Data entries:
⟨

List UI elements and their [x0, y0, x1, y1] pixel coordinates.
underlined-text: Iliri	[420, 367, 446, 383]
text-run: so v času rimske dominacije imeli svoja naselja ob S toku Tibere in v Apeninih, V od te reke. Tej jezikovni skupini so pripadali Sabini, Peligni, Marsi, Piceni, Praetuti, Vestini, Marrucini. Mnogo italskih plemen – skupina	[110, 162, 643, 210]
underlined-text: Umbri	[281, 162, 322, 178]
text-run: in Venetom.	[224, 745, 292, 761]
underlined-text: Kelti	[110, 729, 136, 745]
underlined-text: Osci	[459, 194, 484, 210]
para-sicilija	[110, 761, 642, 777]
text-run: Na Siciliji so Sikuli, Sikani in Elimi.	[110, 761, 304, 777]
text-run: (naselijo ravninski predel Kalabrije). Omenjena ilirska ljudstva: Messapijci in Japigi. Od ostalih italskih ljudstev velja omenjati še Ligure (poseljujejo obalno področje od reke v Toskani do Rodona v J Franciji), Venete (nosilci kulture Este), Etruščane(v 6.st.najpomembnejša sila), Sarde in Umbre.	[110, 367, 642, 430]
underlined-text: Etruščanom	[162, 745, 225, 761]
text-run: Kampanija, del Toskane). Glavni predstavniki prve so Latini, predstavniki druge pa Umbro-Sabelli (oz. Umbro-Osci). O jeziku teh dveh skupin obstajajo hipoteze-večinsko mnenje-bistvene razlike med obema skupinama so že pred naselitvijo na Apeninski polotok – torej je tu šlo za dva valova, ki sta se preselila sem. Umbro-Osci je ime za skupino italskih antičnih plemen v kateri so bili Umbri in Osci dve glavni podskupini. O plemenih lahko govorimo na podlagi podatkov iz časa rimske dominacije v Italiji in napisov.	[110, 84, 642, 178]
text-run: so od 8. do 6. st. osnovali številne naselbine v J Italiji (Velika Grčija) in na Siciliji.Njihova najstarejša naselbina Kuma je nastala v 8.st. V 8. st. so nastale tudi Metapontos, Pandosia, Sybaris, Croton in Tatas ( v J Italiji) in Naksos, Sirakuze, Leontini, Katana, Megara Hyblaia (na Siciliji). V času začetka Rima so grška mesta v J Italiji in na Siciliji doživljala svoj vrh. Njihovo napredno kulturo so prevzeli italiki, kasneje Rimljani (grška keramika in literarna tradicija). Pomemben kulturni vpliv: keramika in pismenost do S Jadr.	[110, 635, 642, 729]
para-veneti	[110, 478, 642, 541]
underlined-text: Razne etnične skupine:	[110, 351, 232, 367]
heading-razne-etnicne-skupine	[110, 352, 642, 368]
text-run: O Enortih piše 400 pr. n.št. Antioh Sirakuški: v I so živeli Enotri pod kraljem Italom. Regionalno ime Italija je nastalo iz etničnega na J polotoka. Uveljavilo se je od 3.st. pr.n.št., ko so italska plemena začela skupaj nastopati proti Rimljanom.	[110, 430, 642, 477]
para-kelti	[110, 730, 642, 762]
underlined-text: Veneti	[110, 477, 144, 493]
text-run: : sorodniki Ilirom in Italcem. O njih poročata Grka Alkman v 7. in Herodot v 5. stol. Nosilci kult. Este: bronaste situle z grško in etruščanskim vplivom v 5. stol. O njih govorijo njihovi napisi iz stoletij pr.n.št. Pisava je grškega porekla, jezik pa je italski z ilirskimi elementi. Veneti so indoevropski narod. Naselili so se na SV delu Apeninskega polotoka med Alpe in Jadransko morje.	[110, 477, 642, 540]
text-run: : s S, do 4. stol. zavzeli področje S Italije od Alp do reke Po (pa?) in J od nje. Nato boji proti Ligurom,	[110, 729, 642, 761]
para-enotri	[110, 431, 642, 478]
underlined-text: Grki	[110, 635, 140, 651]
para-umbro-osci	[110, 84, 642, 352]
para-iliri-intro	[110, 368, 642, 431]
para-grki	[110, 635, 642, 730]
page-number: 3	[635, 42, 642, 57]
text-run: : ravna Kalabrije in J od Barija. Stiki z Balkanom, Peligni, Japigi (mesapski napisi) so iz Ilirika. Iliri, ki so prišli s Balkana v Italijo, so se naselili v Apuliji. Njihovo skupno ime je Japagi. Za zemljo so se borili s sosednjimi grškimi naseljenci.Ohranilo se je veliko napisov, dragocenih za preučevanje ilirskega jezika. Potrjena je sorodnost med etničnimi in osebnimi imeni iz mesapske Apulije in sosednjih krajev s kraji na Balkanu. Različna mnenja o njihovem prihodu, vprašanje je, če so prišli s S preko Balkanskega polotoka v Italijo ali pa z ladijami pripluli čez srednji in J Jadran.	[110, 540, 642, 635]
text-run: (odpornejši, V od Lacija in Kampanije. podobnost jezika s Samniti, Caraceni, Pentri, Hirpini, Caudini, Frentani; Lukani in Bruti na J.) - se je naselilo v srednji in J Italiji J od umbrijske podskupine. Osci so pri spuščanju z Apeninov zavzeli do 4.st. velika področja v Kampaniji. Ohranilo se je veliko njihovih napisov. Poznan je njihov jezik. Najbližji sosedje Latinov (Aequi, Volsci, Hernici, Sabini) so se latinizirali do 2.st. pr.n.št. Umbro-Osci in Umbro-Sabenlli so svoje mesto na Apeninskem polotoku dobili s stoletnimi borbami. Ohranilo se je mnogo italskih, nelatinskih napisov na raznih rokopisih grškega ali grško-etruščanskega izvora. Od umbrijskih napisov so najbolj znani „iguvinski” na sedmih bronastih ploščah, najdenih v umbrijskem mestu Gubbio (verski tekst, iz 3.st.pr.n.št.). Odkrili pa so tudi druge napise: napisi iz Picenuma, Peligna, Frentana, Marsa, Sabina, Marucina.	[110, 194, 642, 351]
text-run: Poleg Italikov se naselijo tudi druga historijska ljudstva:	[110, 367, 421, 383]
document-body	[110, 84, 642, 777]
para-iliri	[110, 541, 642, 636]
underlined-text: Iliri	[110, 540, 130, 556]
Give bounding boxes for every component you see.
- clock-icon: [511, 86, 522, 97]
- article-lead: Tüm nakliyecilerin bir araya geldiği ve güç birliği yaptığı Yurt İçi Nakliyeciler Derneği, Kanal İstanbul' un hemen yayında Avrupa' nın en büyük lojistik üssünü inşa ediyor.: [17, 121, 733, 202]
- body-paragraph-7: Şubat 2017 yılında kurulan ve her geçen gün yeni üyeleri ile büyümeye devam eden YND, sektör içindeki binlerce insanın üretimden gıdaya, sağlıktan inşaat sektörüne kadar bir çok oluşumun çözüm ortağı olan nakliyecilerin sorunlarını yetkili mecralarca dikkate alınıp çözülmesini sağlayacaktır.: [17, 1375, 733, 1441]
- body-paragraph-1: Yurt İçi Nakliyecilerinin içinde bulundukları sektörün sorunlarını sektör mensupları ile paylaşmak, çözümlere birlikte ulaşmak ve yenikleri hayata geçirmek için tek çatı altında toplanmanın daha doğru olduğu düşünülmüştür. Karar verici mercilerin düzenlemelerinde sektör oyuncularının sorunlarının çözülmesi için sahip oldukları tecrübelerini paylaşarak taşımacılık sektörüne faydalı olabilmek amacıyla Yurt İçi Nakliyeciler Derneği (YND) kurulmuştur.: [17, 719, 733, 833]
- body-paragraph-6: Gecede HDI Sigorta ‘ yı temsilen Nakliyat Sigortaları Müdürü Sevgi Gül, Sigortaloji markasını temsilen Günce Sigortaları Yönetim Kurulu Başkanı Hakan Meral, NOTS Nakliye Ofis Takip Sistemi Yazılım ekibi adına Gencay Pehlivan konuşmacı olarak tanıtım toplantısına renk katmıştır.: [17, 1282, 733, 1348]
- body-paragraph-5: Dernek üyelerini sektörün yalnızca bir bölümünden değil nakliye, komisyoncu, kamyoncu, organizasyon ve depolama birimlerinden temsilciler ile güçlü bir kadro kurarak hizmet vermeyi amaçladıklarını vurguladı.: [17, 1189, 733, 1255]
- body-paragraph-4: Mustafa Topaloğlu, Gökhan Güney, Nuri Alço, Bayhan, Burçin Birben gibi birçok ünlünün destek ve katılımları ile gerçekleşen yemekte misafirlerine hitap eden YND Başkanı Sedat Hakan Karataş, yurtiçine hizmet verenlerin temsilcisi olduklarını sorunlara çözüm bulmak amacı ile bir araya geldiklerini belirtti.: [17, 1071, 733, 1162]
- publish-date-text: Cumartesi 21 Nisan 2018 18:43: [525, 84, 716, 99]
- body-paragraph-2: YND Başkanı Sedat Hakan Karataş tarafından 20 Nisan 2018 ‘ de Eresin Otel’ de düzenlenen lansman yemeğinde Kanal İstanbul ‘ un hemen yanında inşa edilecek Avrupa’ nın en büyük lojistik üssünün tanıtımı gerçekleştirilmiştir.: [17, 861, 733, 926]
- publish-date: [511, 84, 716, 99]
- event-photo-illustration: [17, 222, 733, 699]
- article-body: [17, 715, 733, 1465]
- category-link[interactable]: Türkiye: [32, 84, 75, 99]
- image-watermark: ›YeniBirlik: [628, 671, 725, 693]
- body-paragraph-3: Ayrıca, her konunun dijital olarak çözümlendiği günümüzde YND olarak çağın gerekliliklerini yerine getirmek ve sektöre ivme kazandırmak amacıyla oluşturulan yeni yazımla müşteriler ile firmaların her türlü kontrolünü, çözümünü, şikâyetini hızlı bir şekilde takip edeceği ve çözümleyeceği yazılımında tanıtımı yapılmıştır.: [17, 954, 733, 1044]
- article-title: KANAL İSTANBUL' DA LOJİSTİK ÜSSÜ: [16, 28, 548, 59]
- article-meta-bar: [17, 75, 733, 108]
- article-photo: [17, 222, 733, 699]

⟩

Copy the data from its first line through the line containing "367, 446, 383]", replacing "pixel coordinates" with "screen positions" and leaving everything else unchanged.

Task result =>
List UI elements and their [x0, y0, x1, y1] screen positions.
underlined-text: Iliri	[420, 367, 446, 383]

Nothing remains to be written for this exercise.